[START OF Records]
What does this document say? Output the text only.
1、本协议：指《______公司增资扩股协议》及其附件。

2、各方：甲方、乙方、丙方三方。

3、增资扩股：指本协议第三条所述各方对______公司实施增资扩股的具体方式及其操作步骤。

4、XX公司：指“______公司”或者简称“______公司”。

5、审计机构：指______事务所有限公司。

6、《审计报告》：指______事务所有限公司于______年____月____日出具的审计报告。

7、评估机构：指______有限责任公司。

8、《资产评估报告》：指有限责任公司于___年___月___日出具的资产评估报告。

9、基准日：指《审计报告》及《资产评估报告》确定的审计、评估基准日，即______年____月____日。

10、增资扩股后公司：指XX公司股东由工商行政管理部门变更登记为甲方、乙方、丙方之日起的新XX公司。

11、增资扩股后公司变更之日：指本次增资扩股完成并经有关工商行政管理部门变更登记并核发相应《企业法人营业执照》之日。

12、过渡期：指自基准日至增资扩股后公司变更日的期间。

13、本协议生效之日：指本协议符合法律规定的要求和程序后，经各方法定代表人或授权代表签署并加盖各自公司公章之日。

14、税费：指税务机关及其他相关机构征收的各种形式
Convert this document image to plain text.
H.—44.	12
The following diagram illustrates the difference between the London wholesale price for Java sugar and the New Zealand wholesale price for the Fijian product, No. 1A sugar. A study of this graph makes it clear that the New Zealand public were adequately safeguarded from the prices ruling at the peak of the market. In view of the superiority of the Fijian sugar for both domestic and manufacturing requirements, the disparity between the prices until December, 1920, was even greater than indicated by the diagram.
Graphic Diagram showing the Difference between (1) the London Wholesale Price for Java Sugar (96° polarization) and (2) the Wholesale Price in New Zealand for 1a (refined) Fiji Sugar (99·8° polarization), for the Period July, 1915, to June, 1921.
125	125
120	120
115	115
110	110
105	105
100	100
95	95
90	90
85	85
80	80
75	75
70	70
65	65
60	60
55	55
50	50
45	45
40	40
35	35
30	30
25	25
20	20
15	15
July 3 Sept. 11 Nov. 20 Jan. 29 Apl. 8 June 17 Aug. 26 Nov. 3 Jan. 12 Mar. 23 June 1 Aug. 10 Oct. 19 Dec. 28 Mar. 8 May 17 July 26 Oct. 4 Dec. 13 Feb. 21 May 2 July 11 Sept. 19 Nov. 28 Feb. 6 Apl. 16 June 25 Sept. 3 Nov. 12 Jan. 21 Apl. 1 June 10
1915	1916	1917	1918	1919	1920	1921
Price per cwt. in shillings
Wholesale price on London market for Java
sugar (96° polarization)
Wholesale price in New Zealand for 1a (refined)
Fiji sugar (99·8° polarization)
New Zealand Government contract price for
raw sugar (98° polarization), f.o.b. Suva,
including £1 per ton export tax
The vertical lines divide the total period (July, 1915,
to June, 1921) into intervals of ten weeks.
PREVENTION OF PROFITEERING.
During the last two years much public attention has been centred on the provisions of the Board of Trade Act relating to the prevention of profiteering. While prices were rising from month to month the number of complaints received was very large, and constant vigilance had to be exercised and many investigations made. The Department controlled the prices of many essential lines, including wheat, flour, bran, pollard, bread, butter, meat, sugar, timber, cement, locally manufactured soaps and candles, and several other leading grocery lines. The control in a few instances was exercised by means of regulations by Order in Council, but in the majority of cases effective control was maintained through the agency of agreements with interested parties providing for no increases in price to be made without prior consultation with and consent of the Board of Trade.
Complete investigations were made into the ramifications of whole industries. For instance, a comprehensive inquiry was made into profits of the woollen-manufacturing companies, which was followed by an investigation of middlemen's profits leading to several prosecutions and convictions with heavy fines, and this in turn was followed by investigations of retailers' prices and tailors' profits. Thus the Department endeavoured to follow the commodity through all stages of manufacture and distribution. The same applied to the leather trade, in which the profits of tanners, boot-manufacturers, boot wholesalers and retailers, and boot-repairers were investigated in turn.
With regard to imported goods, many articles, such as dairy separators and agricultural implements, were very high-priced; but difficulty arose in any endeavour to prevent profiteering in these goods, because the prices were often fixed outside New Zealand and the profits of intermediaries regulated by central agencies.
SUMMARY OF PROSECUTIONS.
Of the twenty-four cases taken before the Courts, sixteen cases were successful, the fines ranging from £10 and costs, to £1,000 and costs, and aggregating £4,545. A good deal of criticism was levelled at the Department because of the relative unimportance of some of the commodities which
[END OF Records]
### What is needed
Determine how many lines in the data above contain the string "profits". Give nothing except the number.

### Result for this exercise
2